(Source data)
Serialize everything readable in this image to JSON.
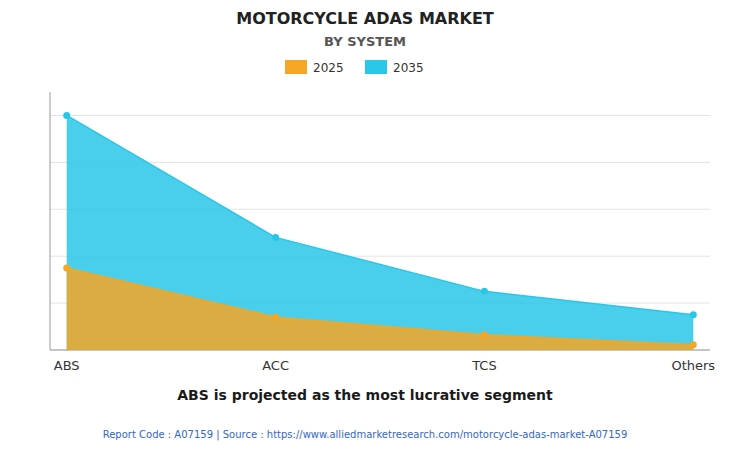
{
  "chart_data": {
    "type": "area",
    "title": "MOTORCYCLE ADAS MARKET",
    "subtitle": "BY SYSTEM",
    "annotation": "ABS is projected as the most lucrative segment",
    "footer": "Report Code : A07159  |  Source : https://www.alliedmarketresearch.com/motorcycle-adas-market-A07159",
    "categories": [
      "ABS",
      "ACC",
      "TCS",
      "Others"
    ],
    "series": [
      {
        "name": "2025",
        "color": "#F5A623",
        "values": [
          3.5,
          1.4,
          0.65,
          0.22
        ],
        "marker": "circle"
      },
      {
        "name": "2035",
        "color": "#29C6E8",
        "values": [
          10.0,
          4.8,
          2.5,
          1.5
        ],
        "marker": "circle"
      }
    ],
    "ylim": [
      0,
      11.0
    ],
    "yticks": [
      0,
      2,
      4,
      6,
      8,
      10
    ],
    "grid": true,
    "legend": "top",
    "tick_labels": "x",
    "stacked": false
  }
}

...

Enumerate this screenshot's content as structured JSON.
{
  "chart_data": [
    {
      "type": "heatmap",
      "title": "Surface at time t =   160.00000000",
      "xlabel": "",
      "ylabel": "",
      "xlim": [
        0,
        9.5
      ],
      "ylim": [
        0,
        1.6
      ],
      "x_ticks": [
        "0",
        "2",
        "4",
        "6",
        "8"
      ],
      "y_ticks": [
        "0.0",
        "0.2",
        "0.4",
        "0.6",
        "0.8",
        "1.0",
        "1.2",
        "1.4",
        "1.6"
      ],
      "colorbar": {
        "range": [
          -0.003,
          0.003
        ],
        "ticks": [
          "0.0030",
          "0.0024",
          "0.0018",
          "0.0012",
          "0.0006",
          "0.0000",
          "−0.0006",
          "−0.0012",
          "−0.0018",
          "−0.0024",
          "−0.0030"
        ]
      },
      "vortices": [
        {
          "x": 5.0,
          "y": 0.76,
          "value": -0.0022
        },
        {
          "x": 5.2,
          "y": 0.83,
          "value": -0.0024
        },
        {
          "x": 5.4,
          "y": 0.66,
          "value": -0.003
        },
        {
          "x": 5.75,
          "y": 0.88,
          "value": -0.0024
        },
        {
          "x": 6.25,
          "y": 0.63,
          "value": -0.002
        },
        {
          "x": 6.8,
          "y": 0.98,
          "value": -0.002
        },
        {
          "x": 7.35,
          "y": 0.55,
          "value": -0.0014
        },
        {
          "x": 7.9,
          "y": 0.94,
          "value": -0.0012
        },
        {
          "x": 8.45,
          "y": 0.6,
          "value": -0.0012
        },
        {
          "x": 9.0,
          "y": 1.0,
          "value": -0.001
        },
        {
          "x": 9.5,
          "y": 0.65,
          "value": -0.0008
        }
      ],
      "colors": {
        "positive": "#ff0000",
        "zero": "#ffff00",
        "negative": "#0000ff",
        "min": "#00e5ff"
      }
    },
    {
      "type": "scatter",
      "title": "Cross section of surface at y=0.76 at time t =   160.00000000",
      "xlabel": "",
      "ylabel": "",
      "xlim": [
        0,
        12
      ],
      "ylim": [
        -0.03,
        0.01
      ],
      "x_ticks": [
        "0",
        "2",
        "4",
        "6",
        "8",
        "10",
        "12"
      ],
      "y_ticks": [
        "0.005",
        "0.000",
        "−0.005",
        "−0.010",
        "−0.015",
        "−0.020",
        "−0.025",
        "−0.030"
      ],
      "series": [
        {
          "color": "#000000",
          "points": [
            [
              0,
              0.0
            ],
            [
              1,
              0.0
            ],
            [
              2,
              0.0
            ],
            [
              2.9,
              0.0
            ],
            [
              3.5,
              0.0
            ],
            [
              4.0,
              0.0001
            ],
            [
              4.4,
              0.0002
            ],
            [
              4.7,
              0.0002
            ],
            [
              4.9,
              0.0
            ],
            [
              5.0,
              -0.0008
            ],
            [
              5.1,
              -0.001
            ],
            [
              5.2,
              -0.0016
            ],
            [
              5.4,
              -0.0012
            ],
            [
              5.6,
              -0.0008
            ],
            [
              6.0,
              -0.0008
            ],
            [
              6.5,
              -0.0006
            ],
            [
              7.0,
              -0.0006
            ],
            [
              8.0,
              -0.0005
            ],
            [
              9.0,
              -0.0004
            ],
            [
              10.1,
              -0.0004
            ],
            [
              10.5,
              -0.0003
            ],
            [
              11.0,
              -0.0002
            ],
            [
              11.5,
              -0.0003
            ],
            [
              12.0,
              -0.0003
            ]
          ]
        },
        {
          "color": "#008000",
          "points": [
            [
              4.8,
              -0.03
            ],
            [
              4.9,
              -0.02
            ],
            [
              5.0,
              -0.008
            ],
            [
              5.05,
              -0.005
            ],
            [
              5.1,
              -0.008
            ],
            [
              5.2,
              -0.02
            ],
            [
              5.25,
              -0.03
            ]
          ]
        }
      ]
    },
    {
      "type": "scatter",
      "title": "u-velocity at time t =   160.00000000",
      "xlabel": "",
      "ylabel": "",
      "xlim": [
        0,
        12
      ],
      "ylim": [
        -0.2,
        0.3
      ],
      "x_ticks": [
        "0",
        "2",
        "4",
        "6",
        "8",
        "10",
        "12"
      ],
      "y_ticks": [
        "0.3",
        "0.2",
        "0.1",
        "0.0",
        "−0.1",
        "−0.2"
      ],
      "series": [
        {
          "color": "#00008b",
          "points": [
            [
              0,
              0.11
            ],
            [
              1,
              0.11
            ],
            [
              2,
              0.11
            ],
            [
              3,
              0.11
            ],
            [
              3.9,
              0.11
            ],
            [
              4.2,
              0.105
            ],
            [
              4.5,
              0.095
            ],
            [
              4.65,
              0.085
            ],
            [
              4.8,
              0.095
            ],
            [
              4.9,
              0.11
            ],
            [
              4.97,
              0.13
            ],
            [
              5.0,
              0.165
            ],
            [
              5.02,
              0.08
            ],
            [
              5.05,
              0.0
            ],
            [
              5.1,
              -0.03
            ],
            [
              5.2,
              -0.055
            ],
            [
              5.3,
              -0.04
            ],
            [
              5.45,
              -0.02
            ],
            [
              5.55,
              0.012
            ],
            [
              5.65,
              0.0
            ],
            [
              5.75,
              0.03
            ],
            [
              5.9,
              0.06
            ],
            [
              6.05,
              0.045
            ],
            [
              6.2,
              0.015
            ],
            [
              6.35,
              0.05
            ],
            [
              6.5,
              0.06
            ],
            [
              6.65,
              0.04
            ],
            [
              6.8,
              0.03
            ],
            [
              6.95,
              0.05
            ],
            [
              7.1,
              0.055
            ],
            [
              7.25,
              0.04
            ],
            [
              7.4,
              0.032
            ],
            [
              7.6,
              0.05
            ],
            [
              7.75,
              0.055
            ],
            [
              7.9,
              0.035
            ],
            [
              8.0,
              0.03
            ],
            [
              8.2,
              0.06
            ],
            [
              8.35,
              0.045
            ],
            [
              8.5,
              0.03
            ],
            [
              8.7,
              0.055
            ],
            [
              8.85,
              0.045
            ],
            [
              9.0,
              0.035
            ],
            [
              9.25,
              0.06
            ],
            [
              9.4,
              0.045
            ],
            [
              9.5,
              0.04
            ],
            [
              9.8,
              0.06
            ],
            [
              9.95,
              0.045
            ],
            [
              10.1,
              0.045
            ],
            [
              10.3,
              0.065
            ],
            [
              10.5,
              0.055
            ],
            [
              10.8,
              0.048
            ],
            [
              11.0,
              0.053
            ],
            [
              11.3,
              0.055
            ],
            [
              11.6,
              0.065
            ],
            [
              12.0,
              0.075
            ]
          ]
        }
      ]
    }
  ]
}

### Task brief
Using the entries above, return each line in which the word "type" occurs.

### Answer to this task
    "type": "area",
      "type": "heatmap",
      "type": "scatter",
      "type": "scatter",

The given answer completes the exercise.